## Written problem
Restate all of the entries exactly, dropping any pictures they hold.

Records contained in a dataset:
···
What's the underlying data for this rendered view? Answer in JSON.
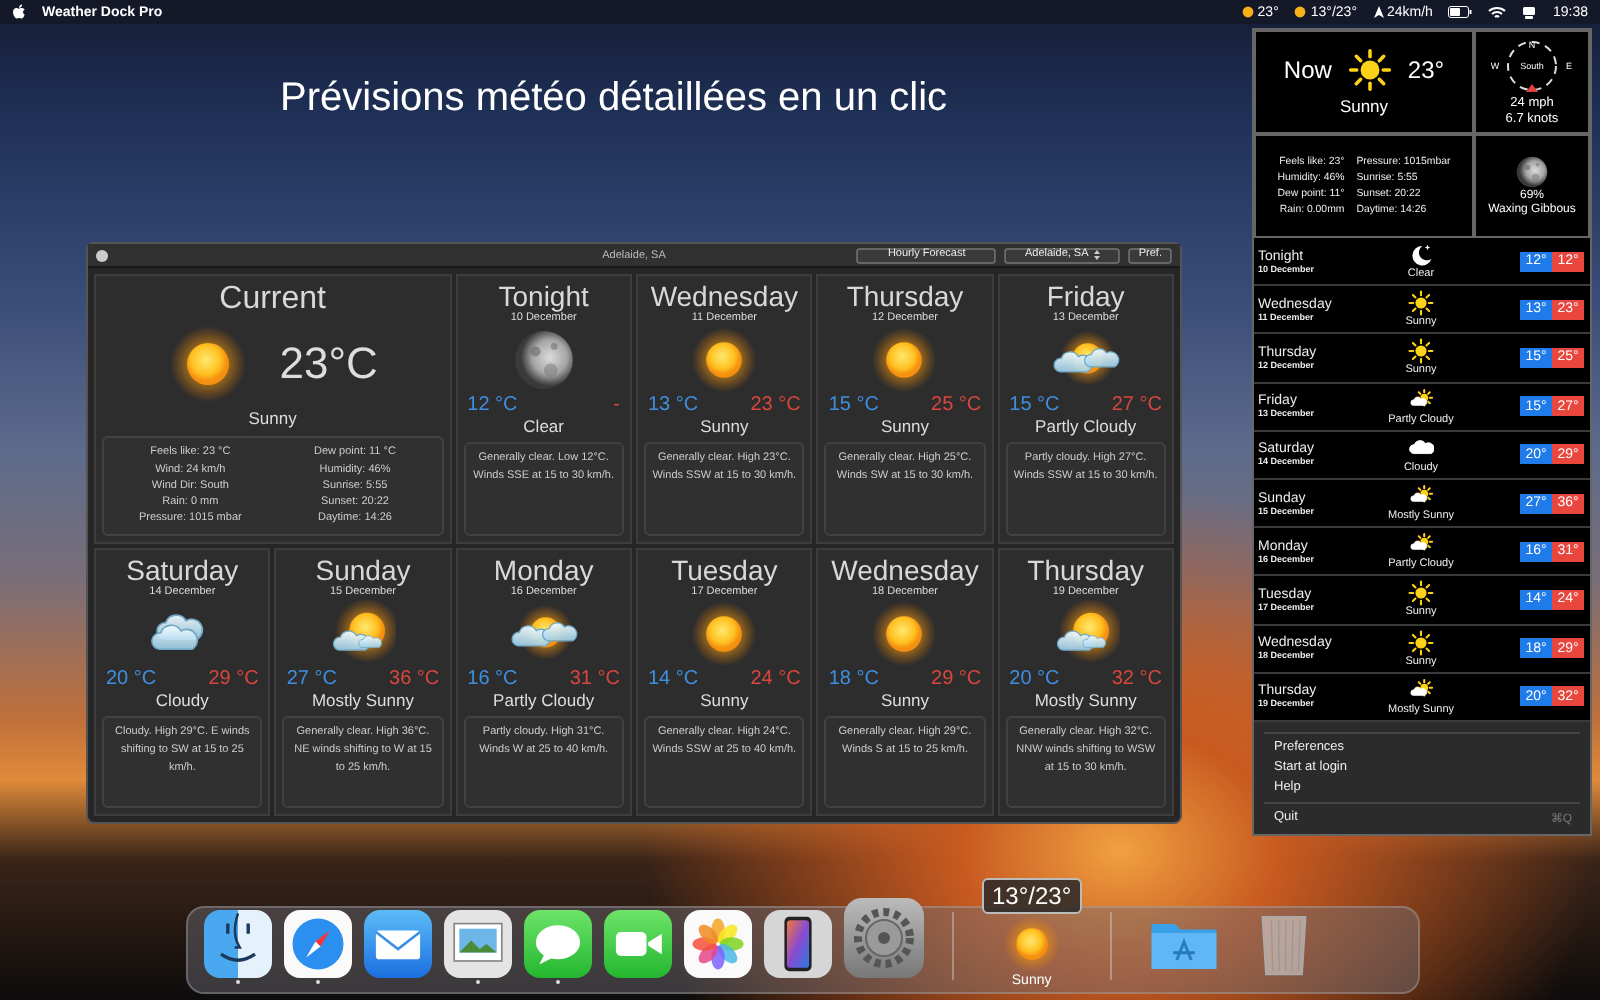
{
  "menu_bar": {
    "app_name": "Weather Dock Pro",
    "status": [
      {
        "kind": "sun",
        "text": "23°"
      },
      {
        "kind": "sun",
        "text": "13°/23°"
      },
      {
        "kind": "wind",
        "text": "24km/h"
      }
    ],
    "clock": "19:38"
  },
  "headline": "Prévisions météo détaillées en un clic",
  "window": {
    "title": "Adelaide, SA",
    "hourly_button": "Hourly Forecast",
    "location_select": "Adelaide, SA",
    "pref_button": "Pref.",
    "current": {
      "heading": "Current",
      "temp": "23°C",
      "condition": "Sunny",
      "kind": "sunny",
      "details": [
        "Feels like: 23 °C",
        "Dew point: 11 °C",
        "Wind: 24 km/h",
        "Humidity: 46%",
        "Wind Dir: South",
        "Sunrise: 5:55",
        "Rain: 0 mm",
        "Sunset: 20:22",
        "Pressure: 1015 mbar",
        "Daytime: 14:26"
      ]
    },
    "days": [
      {
        "day": "Tonight",
        "date": "10 December",
        "low": "12 °C",
        "high": "-",
        "condition": "Clear",
        "kind": "moon",
        "summary": "Generally clear. Low 12°C. Winds SSE at 15 to 30 km/h."
      },
      {
        "day": "Wednesday",
        "date": "11 December",
        "low": "13 °C",
        "high": "23 °C",
        "condition": "Sunny",
        "kind": "sunny",
        "summary": "Generally clear. High 23°C. Winds SSW at 15 to 30 km/h."
      },
      {
        "day": "Thursday",
        "date": "12 December",
        "low": "15 °C",
        "high": "25 °C",
        "condition": "Sunny",
        "kind": "sunny",
        "summary": "Generally clear. High 25°C. Winds SW at 15 to 30 km/h."
      },
      {
        "day": "Friday",
        "date": "13 December",
        "low": "15 °C",
        "high": "27 °C",
        "condition": "Partly Cloudy",
        "kind": "partly",
        "summary": "Partly cloudy. High 27°C. Winds SSW at 15 to 30 km/h."
      },
      {
        "day": "Saturday",
        "date": "14 December",
        "low": "20 °C",
        "high": "29 °C",
        "condition": "Cloudy",
        "kind": "cloudy",
        "summary": "Cloudy. High 29°C. E winds shifting to SW at 15 to 25 km/h."
      },
      {
        "day": "Sunday",
        "date": "15 December",
        "low": "27 °C",
        "high": "36 °C",
        "condition": "Mostly Sunny",
        "kind": "mostly",
        "summary": "Generally clear. High 36°C. NE winds shifting to W at 15 to 25 km/h."
      },
      {
        "day": "Monday",
        "date": "16 December",
        "low": "16 °C",
        "high": "31 °C",
        "condition": "Partly Cloudy",
        "kind": "partly",
        "summary": "Partly cloudy. High 31°C. Winds W at 25 to 40 km/h."
      },
      {
        "day": "Tuesday",
        "date": "17 December",
        "low": "14 °C",
        "high": "24 °C",
        "condition": "Sunny",
        "kind": "sunny",
        "summary": "Generally clear. High 24°C. Winds SSW at 25 to 40 km/h."
      },
      {
        "day": "Wednesday",
        "date": "18 December",
        "low": "18 °C",
        "high": "29 °C",
        "condition": "Sunny",
        "kind": "sunny",
        "summary": "Generally clear. High 29°C. Winds S at 15 to 25 km/h."
      },
      {
        "day": "Thursday",
        "date": "19 December",
        "low": "20 °C",
        "high": "32 °C",
        "condition": "Mostly Sunny",
        "kind": "mostly",
        "summary": "Generally clear. High 32°C. NNW winds shifting to WSW at 15 to 30 km/h."
      }
    ]
  },
  "panel": {
    "now": {
      "label": "Now",
      "temp": "23°",
      "condition": "Sunny",
      "kind": "sunny"
    },
    "wind": {
      "north": "N",
      "west": "W",
      "direction": "South",
      "east": "E",
      "speed": "24 mph",
      "knots": "6.7 knots"
    },
    "details": [
      "Feels like: 23°",
      "Pressure: 1015mbar",
      "Humidity: 46%",
      "Sunrise: 5:55",
      "Dew point: 11°",
      "Sunset: 20:22",
      "Rain: 0.00mm",
      "Daytime: 14:26"
    ],
    "moon": {
      "percent": "69%",
      "phase": "Waxing Gibbous"
    },
    "forecast": [
      {
        "day": "Tonight",
        "date": "10 December",
        "condition": "Clear",
        "kind": "moon",
        "low": "12°",
        "high": "12°"
      },
      {
        "day": "Wednesday",
        "date": "11 December",
        "condition": "Sunny",
        "kind": "sunny",
        "low": "13°",
        "high": "23°"
      },
      {
        "day": "Thursday",
        "date": "12 December",
        "condition": "Sunny",
        "kind": "sunny",
        "low": "15°",
        "high": "25°"
      },
      {
        "day": "Friday",
        "date": "13 December",
        "condition": "Partly Cloudy",
        "kind": "partly",
        "low": "15°",
        "high": "27°"
      },
      {
        "day": "Saturday",
        "date": "14 December",
        "condition": "Cloudy",
        "kind": "cloudy",
        "low": "20°",
        "high": "29°"
      },
      {
        "day": "Sunday",
        "date": "15 December",
        "condition": "Mostly Sunny",
        "kind": "mostly",
        "low": "27°",
        "high": "36°"
      },
      {
        "day": "Monday",
        "date": "16 December",
        "condition": "Partly Cloudy",
        "kind": "partly",
        "low": "16°",
        "high": "31°"
      },
      {
        "day": "Tuesday",
        "date": "17 December",
        "condition": "Sunny",
        "kind": "sunny",
        "low": "14°",
        "high": "24°"
      },
      {
        "day": "Wednesday",
        "date": "18 December",
        "condition": "Sunny",
        "kind": "sunny",
        "low": "18°",
        "high": "29°"
      },
      {
        "day": "Thursday",
        "date": "19 December",
        "condition": "Mostly Sunny",
        "kind": "mostly",
        "low": "20°",
        "high": "32°"
      }
    ],
    "menu": [
      {
        "label": "Preferences"
      },
      {
        "label": "Start at login"
      },
      {
        "label": "Help"
      },
      {
        "label": "Quit",
        "shortcut": "⌘Q"
      }
    ]
  },
  "dock": {
    "apps": [
      {
        "kind": "finder",
        "running": true
      },
      {
        "kind": "safari",
        "running": true
      },
      {
        "kind": "mail",
        "running": false
      },
      {
        "kind": "preview",
        "running": true
      },
      {
        "kind": "messages",
        "running": true
      },
      {
        "kind": "facetime",
        "running": false
      },
      {
        "kind": "photos",
        "running": false
      },
      {
        "kind": "phone",
        "running": false
      },
      {
        "kind": "settings",
        "running": false
      }
    ],
    "weather": {
      "temps": "13°/23°",
      "condition": "Sunny",
      "kind": "sunny"
    },
    "tail": [
      {
        "kind": "folder",
        "running": false
      },
      {
        "kind": "trash",
        "running": false
      }
    ]
  }
}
···
## Answer for this exercise
What's the underlying data for this rendered view? Answer in JSON.
{
  "menu_bar": {
    "app_name": "Weather Dock Pro",
    "status": [
      {
        "kind": "sun",
        "text": "23°"
      },
      {
        "kind": "sun",
        "text": "13°/23°"
      },
      {
        "kind": "wind",
        "text": "24km/h"
      }
    ],
    "clock": "19:38"
  },
  "headline": "Prévisions météo détaillées en un clic",
  "window": {
    "title": "Adelaide, SA",
    "hourly_button": "Hourly Forecast",
    "location_select": "Adelaide, SA",
    "pref_button": "Pref.",
    "current": {
      "heading": "Current",
      "temp": "23°C",
      "condition": "Sunny",
      "kind": "sunny",
      "details": [
        "Feels like: 23 °C",
        "Dew point: 11 °C",
        "Wind: 24 km/h",
        "Humidity: 46%",
        "Wind Dir: South",
        "Sunrise: 5:55",
        "Rain: 0 mm",
        "Sunset: 20:22",
        "Pressure: 1015 mbar",
        "Daytime: 14:26"
      ]
    },
    "days": [
      {
        "day": "Tonight",
        "date": "10 December",
        "low": "12 °C",
        "high": "-",
        "condition": "Clear",
        "kind": "moon",
        "summary": "Generally clear. Low 12°C. Winds SSE at 15 to 30 km/h."
      },
      {
        "day": "Wednesday",
        "date": "11 December",
        "low": "13 °C",
        "high": "23 °C",
        "condition": "Sunny",
        "kind": "sunny",
        "summary": "Generally clear. High 23°C. Winds SSW at 15 to 30 km/h."
      },
      {
        "day": "Thursday",
        "date": "12 December",
        "low": "15 °C",
        "high": "25 °C",
        "condition": "Sunny",
        "kind": "sunny",
        "summary": "Generally clear. High 25°C. Winds SW at 15 to 30 km/h."
      },
      {
        "day": "Friday",
        "date": "13 December",
        "low": "15 °C",
        "high": "27 °C",
        "condition": "Partly Cloudy",
        "kind": "partly",
        "summary": "Partly cloudy. High 27°C. Winds SSW at 15 to 30 km/h."
      },
      {
        "day": "Saturday",
        "date": "14 December",
        "low": "20 °C",
        "high": "29 °C",
        "condition": "Cloudy",
        "kind": "cloudy",
        "summary": "Cloudy. High 29°C. E winds shifting to SW at 15 to 25 km/h."
      },
      {
        "day": "Sunday",
        "date": "15 December",
        "low": "27 °C",
        "high": "36 °C",
        "condition": "Mostly Sunny",
        "kind": "mostly",
        "summary": "Generally clear. High 36°C. NE winds shifting to W at 15 to 25 km/h."
      },
      {
        "day": "Monday",
        "date": "16 December",
        "low": "16 °C",
        "high": "31 °C",
        "condition": "Partly Cloudy",
        "kind": "partly",
        "summary": "Partly cloudy. High 31°C. Winds W at 25 to 40 km/h."
      },
      {
        "day": "Tuesday",
        "date": "17 December",
        "low": "14 °C",
        "high": "24 °C",
        "condition": "Sunny",
        "kind": "sunny",
        "summary": "Generally clear. High 24°C. Winds SSW at 25 to 40 km/h."
      },
      {
        "day": "Wednesday",
        "date": "18 December",
        "low": "18 °C",
        "high": "29 °C",
        "condition": "Sunny",
        "kind": "sunny",
        "summary": "Generally clear. High 29°C. Winds S at 15 to 25 km/h."
      },
      {
        "day": "Thursday",
        "date": "19 December",
        "low": "20 °C",
        "high": "32 °C",
        "condition": "Mostly Sunny",
        "kind": "mostly",
        "summary": "Generally clear. High 32°C. NNW winds shifting to WSW at 15 to 30 km/h."
      }
    ]
  },
  "panel": {
    "now": {
      "label": "Now",
      "temp": "23°",
      "condition": "Sunny",
      "kind": "sunny"
    },
    "wind": {
      "north": "N",
      "west": "W",
      "direction": "South",
      "east": "E",
      "speed": "24 mph",
      "knots": "6.7 knots"
    },
    "details": [
      "Feels like: 23°",
      "Pressure: 1015mbar",
      "Humidity: 46%",
      "Sunrise: 5:55",
      "Dew point: 11°",
      "Sunset: 20:22",
      "Rain: 0.00mm",
      "Daytime: 14:26"
    ],
    "moon": {
      "percent": "69%",
      "phase": "Waxing Gibbous"
    },
    "forecast": [
      {
        "day": "Tonight",
        "date": "10 December",
        "condition": "Clear",
        "kind": "moon",
        "low": "12°",
        "high": "12°"
      },
      {
        "day": "Wednesday",
        "date": "11 December",
        "condition": "Sunny",
        "kind": "sunny",
        "low": "13°",
        "high": "23°"
      },
      {
        "day": "Thursday",
        "date": "12 December",
        "condition": "Sunny",
        "kind": "sunny",
        "low": "15°",
        "high": "25°"
      },
      {
        "day": "Friday",
        "date": "13 December",
        "condition": "Partly Cloudy",
        "kind": "partly",
        "low": "15°",
        "high": "27°"
      },
      {
        "day": "Saturday",
        "date": "14 December",
        "condition": "Cloudy",
        "kind": "cloudy",
        "low": "20°",
        "high": "29°"
      },
      {
        "day": "Sunday",
        "date": "15 December",
        "condition": "Mostly Sunny",
        "kind": "mostly",
        "low": "27°",
        "high": "36°"
      },
      {
        "day": "Monday",
        "date": "16 December",
        "condition": "Partly Cloudy",
        "kind": "partly",
        "low": "16°",
        "high": "31°"
      },
      {
        "day": "Tuesday",
        "date": "17 December",
        "condition": "Sunny",
        "kind": "sunny",
        "low": "14°",
        "high": "24°"
      },
      {
        "day": "Wednesday",
        "date": "18 December",
        "condition": "Sunny",
        "kind": "sunny",
        "low": "18°",
        "high": "29°"
      },
      {
        "day": "Thursday",
        "date": "19 December",
        "condition": "Mostly Sunny",
        "kind": "mostly",
        "low": "20°",
        "high": "32°"
      }
    ],
    "menu": [
      {
        "label": "Preferences"
      },
      {
        "label": "Start at login"
      },
      {
        "label": "Help"
      },
      {
        "label": "Quit",
        "shortcut": "⌘Q"
      }
    ]
  },
  "dock": {
    "apps": [
      {
        "kind": "finder",
        "running": true
      },
      {
        "kind": "safari",
        "running": true
      },
      {
        "kind": "mail",
        "running": false
      },
      {
        "kind": "preview",
        "running": true
      },
      {
        "kind": "messages",
        "running": true
      },
      {
        "kind": "facetime",
        "running": false
      },
      {
        "kind": "photos",
        "running": false
      },
      {
        "kind": "phone",
        "running": false
      },
      {
        "kind": "settings",
        "running": false
      }
    ],
    "weather": {
      "temps": "13°/23°",
      "condition": "Sunny",
      "kind": "sunny"
    },
    "tail": [
      {
        "kind": "folder",
        "running": false
      },
      {
        "kind": "trash",
        "running": false
      }
    ]
  }
}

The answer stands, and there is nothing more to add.